STATED EXERCISE - Tally the lines in the listing below that contain "JSON" and report the tally alone.

[begin DATA EXTRACT]

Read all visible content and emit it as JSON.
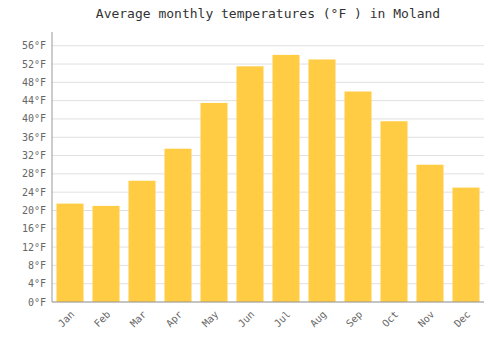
{
  "chart_data": {
    "type": "bar",
    "title": "Average monthly temperatures (°F ) in Moland",
    "categories": [
      "Jan",
      "Feb",
      "Mar",
      "Apr",
      "May",
      "Jun",
      "Jul",
      "Aug",
      "Sep",
      "Oct",
      "Nov",
      "Dec"
    ],
    "values": [
      21.5,
      21.0,
      26.5,
      33.5,
      43.5,
      51.5,
      54.0,
      53.0,
      46.0,
      39.5,
      30.0,
      25.0
    ],
    "color": "#FFCC44",
    "ylim": [
      0,
      59
    ],
    "yticks": [
      {
        "value": 0,
        "label": "0°F"
      },
      {
        "value": 4,
        "label": "4°F"
      },
      {
        "value": 8,
        "label": "8°F"
      },
      {
        "value": 12,
        "label": "12°F"
      },
      {
        "value": 16,
        "label": "16°F"
      },
      {
        "value": 20,
        "label": "20°F"
      },
      {
        "value": 24,
        "label": "24°F"
      },
      {
        "value": 28,
        "label": "28°F"
      },
      {
        "value": 32,
        "label": "32°F"
      },
      {
        "value": 36,
        "label": "36°F"
      },
      {
        "value": 40,
        "label": "40°F"
      },
      {
        "value": 44,
        "label": "44°F"
      },
      {
        "value": 48,
        "label": "48°F"
      },
      {
        "value": 52,
        "label": "52°F"
      },
      {
        "value": 56,
        "label": "56°F"
      }
    ],
    "grid": true
  }
}
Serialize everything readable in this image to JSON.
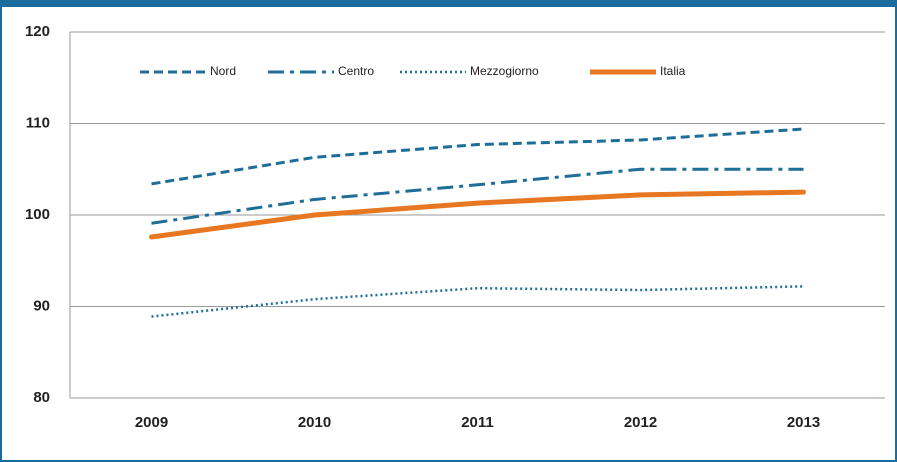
{
  "chart_data": {
    "type": "line",
    "categories": [
      "2009",
      "2010",
      "2011",
      "2012",
      "2013"
    ],
    "series": [
      {
        "name": "Nord",
        "color": "#1f6e97",
        "style": "dashed",
        "width": 3,
        "values": [
          103.4,
          106.3,
          107.7,
          108.2,
          109.4
        ]
      },
      {
        "name": "Centro",
        "color": "#1f6e97",
        "style": "dashdot",
        "width": 3,
        "values": [
          99.1,
          101.7,
          103.3,
          105.0,
          105.0
        ]
      },
      {
        "name": "Mezzogiorno",
        "color": "#1f6e97",
        "style": "dotted",
        "width": 2.5,
        "values": [
          88.9,
          90.8,
          92.0,
          91.8,
          92.2
        ]
      },
      {
        "name": "Italia",
        "color": "#e87722",
        "style": "solid",
        "width": 5,
        "values": [
          97.6,
          100.0,
          101.3,
          102.2,
          102.5
        ]
      }
    ],
    "ylim": [
      80,
      120
    ],
    "yticks": [
      80,
      90,
      100,
      110,
      120
    ],
    "grid": true
  }
}
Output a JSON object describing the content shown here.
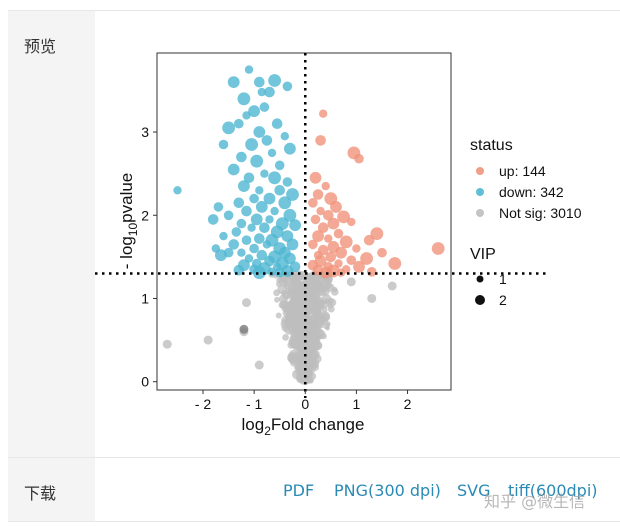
{
  "labels": {
    "preview": "预览",
    "download": "下载"
  },
  "downloads": [
    "PDF",
    "PNG(300 dpi)",
    "SVG",
    "tiff(600dpi)"
  ],
  "watermark": "知乎 @微生信",
  "colors": {
    "up": "#f0937c",
    "down": "#4fb7d1",
    "not_sig": "#bebebe",
    "link": "#2a8ab5"
  },
  "chart_data": {
    "type": "scatter",
    "title": "",
    "xlabel_main": "log",
    "xlabel_sub": "2",
    "xlabel_rest": "Fold change",
    "ylabel_main": "- log",
    "ylabel_sub": "10",
    "ylabel_rest": "pvalue",
    "xlim": [
      -2.9,
      2.85
    ],
    "ylim": [
      -0.1,
      3.95
    ],
    "x_ticks": [
      -2,
      -1,
      0,
      1,
      2
    ],
    "x_tick_labels": [
      "- 2",
      "- 1",
      "0",
      "1",
      "2"
    ],
    "y_ticks": [
      0,
      1,
      2,
      3
    ],
    "y_tick_labels": [
      "0",
      "1",
      "2",
      "3"
    ],
    "threshold_p": 1.3,
    "threshold_fc": 0,
    "legend_status_title": "status",
    "legend_status": [
      {
        "key": "up",
        "label": "up:  144"
      },
      {
        "key": "down",
        "label": "down:  342"
      },
      {
        "key": "not_sig",
        "label": "Not sig:  3010"
      }
    ],
    "legend_vip_title": "VIP",
    "legend_vip": [
      {
        "label": "1",
        "size": 1
      },
      {
        "label": "2",
        "size": 2
      }
    ],
    "series": [
      {
        "name": "down",
        "points": [
          [
            -1.1,
            3.75
          ],
          [
            -0.9,
            3.6
          ],
          [
            -0.6,
            3.62
          ],
          [
            -0.35,
            3.55
          ],
          [
            -1.4,
            3.6
          ],
          [
            -0.85,
            3.48
          ],
          [
            -0.7,
            3.48
          ],
          [
            -1.2,
            3.4
          ],
          [
            -0.8,
            3.3
          ],
          [
            -1.0,
            3.25
          ],
          [
            -1.15,
            3.2
          ],
          [
            -0.55,
            3.1
          ],
          [
            -1.5,
            3.05
          ],
          [
            -1.3,
            3.1
          ],
          [
            -0.9,
            3.0
          ],
          [
            -0.4,
            2.95
          ],
          [
            -0.75,
            2.9
          ],
          [
            -1.05,
            2.85
          ],
          [
            -1.6,
            2.85
          ],
          [
            -0.3,
            2.8
          ],
          [
            -0.65,
            2.75
          ],
          [
            -1.25,
            2.7
          ],
          [
            -0.95,
            2.65
          ],
          [
            -0.5,
            2.6
          ],
          [
            -1.4,
            2.55
          ],
          [
            -0.8,
            2.5
          ],
          [
            -1.1,
            2.45
          ],
          [
            -0.6,
            2.45
          ],
          [
            -0.35,
            2.4
          ],
          [
            -1.2,
            2.35
          ],
          [
            -0.9,
            2.3
          ],
          [
            -0.5,
            2.3
          ],
          [
            -0.25,
            2.25
          ],
          [
            -1.0,
            2.2
          ],
          [
            -0.7,
            2.2
          ],
          [
            -2.5,
            2.3
          ],
          [
            -1.3,
            2.15
          ],
          [
            -0.4,
            2.15
          ],
          [
            -1.7,
            2.1
          ],
          [
            -0.85,
            2.1
          ],
          [
            -0.6,
            2.05
          ],
          [
            -1.15,
            2.05
          ],
          [
            -0.3,
            2.0
          ],
          [
            -1.5,
            2.0
          ],
          [
            -0.95,
            1.95
          ],
          [
            -0.7,
            1.95
          ],
          [
            -1.8,
            1.95
          ],
          [
            -0.45,
            1.9
          ],
          [
            -1.25,
            1.9
          ],
          [
            -0.2,
            1.88
          ],
          [
            -1.05,
            1.85
          ],
          [
            -0.8,
            1.85
          ],
          [
            -0.55,
            1.8
          ],
          [
            -1.35,
            1.8
          ],
          [
            -0.35,
            1.75
          ],
          [
            -1.6,
            1.75
          ],
          [
            -0.9,
            1.72
          ],
          [
            -0.65,
            1.7
          ],
          [
            -1.15,
            1.7
          ],
          [
            -0.25,
            1.65
          ],
          [
            -0.75,
            1.65
          ],
          [
            -1.4,
            1.65
          ],
          [
            -0.5,
            1.6
          ],
          [
            -1.0,
            1.6
          ],
          [
            -0.4,
            1.55
          ],
          [
            -1.25,
            1.55
          ],
          [
            -0.85,
            1.52
          ],
          [
            -0.6,
            1.5
          ],
          [
            -1.5,
            1.55
          ],
          [
            -0.3,
            1.48
          ],
          [
            -1.1,
            1.48
          ],
          [
            -0.7,
            1.45
          ],
          [
            -0.45,
            1.42
          ],
          [
            -0.95,
            1.42
          ],
          [
            -1.2,
            1.4
          ],
          [
            -0.55,
            1.38
          ],
          [
            -0.2,
            1.38
          ],
          [
            -0.8,
            1.36
          ],
          [
            -1.0,
            1.35
          ],
          [
            -0.35,
            1.33
          ],
          [
            -0.65,
            1.32
          ],
          [
            -1.3,
            1.34
          ],
          [
            -0.9,
            1.31
          ],
          [
            -0.5,
            1.31
          ],
          [
            -1.65,
            1.52
          ],
          [
            -1.75,
            1.6
          ]
        ]
      },
      {
        "name": "up",
        "points": [
          [
            0.35,
            3.22
          ],
          [
            0.3,
            2.9
          ],
          [
            0.95,
            2.75
          ],
          [
            1.05,
            2.68
          ],
          [
            0.2,
            2.45
          ],
          [
            0.4,
            2.35
          ],
          [
            0.25,
            2.25
          ],
          [
            0.5,
            2.2
          ],
          [
            0.15,
            2.15
          ],
          [
            0.6,
            2.1
          ],
          [
            0.3,
            2.05
          ],
          [
            0.45,
            2.0
          ],
          [
            0.75,
            1.98
          ],
          [
            0.2,
            1.95
          ],
          [
            0.55,
            1.9
          ],
          [
            0.9,
            1.92
          ],
          [
            0.35,
            1.85
          ],
          [
            1.4,
            1.78
          ],
          [
            0.65,
            1.78
          ],
          [
            0.25,
            1.75
          ],
          [
            0.45,
            1.72
          ],
          [
            1.25,
            1.7
          ],
          [
            0.8,
            1.68
          ],
          [
            0.15,
            1.65
          ],
          [
            0.55,
            1.62
          ],
          [
            1.0,
            1.6
          ],
          [
            0.35,
            1.58
          ],
          [
            2.6,
            1.6
          ],
          [
            1.5,
            1.55
          ],
          [
            0.7,
            1.55
          ],
          [
            0.25,
            1.52
          ],
          [
            0.5,
            1.5
          ],
          [
            1.2,
            1.48
          ],
          [
            0.9,
            1.46
          ],
          [
            0.3,
            1.45
          ],
          [
            0.65,
            1.42
          ],
          [
            0.15,
            1.4
          ],
          [
            1.75,
            1.42
          ],
          [
            0.45,
            1.38
          ],
          [
            1.05,
            1.38
          ],
          [
            0.8,
            1.35
          ],
          [
            0.25,
            1.34
          ],
          [
            0.55,
            1.33
          ],
          [
            1.3,
            1.32
          ],
          [
            0.4,
            1.31
          ],
          [
            0.7,
            1.31
          ]
        ]
      }
    ]
  }
}
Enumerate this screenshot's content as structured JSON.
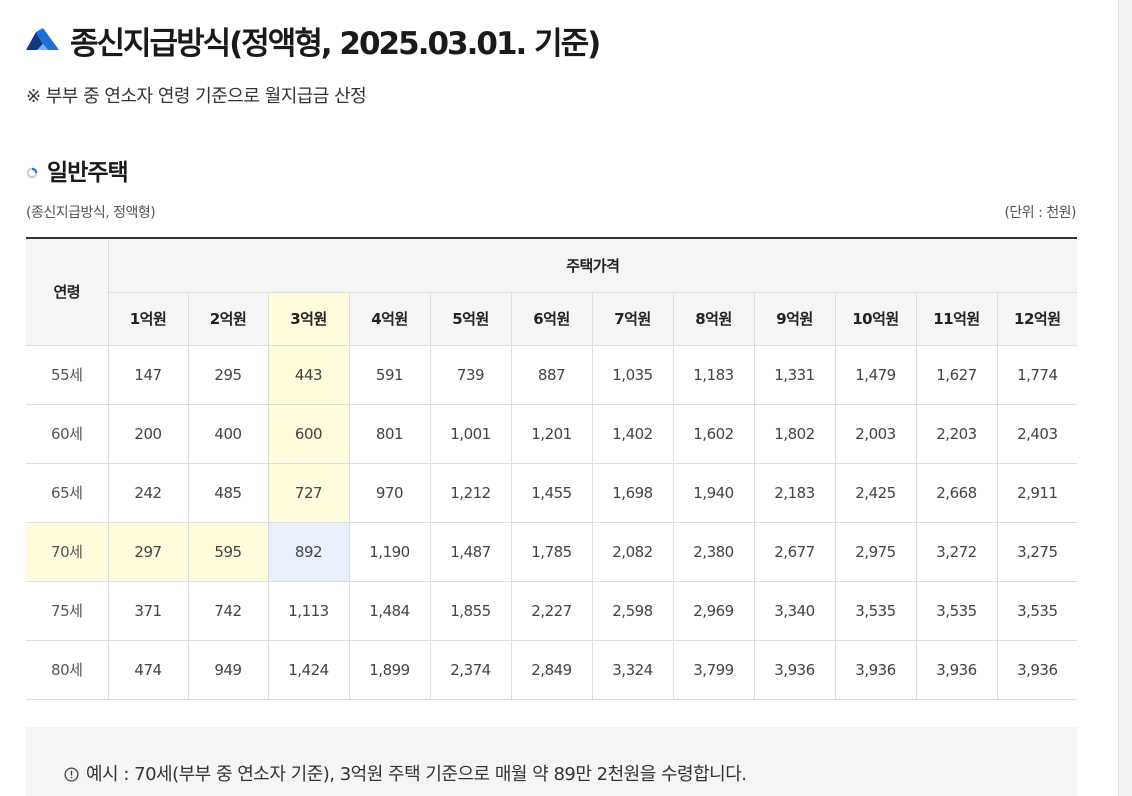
{
  "header": {
    "title": "종신지급방식(정액형, 2025.03.01. 기준)",
    "note": "※ 부부 중 연소자 연령 기준으로 월지급금 산정"
  },
  "section": {
    "title": "일반주택",
    "caption_left": "(종신지급방식, 정액형)",
    "caption_right": "(단위 : 천원)"
  },
  "table": {
    "age_header": "연령",
    "price_header": "주택가격",
    "columns": [
      "1억원",
      "2억원",
      "3억원",
      "4억원",
      "5억원",
      "6억원",
      "7억원",
      "8억원",
      "9억원",
      "10억원",
      "11억원",
      "12억원"
    ],
    "rows": [
      {
        "age": "55세",
        "values": [
          "147",
          "295",
          "443",
          "591",
          "739",
          "887",
          "1,035",
          "1,183",
          "1,331",
          "1,479",
          "1,627",
          "1,774"
        ]
      },
      {
        "age": "60세",
        "values": [
          "200",
          "400",
          "600",
          "801",
          "1,001",
          "1,201",
          "1,402",
          "1,602",
          "1,802",
          "2,003",
          "2,203",
          "2,403"
        ]
      },
      {
        "age": "65세",
        "values": [
          "242",
          "485",
          "727",
          "970",
          "1,212",
          "1,455",
          "1,698",
          "1,940",
          "2,183",
          "2,425",
          "2,668",
          "2,911"
        ]
      },
      {
        "age": "70세",
        "values": [
          "297",
          "595",
          "892",
          "1,190",
          "1,487",
          "1,785",
          "2,082",
          "2,380",
          "2,677",
          "2,975",
          "3,272",
          "3,275"
        ]
      },
      {
        "age": "75세",
        "values": [
          "371",
          "742",
          "1,113",
          "1,484",
          "1,855",
          "2,227",
          "2,598",
          "2,969",
          "3,340",
          "3,535",
          "3,535",
          "3,535"
        ]
      },
      {
        "age": "80세",
        "values": [
          "474",
          "949",
          "1,424",
          "1,899",
          "2,374",
          "2,849",
          "3,324",
          "3,799",
          "3,936",
          "3,936",
          "3,936",
          "3,936"
        ]
      }
    ]
  },
  "example": {
    "text": "예시 : 70세(부부 중 연소자 기준), 3억원 주택 기준으로 매월 약 89만 2천원을 수령합니다."
  },
  "colors": {
    "logo_primary": "#1f6fd6",
    "logo_secondary": "#123a7a",
    "highlight_yellow": "#fffbdd",
    "highlight_blue": "#e9effb"
  },
  "icons": {
    "logo": "brand-logo-icon",
    "section_bullet": "ring-bullet-icon",
    "info": "info-circle-icon"
  }
}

[end DATA EXTRACT]

SOLUTION FOR THIS EXERCISE - 4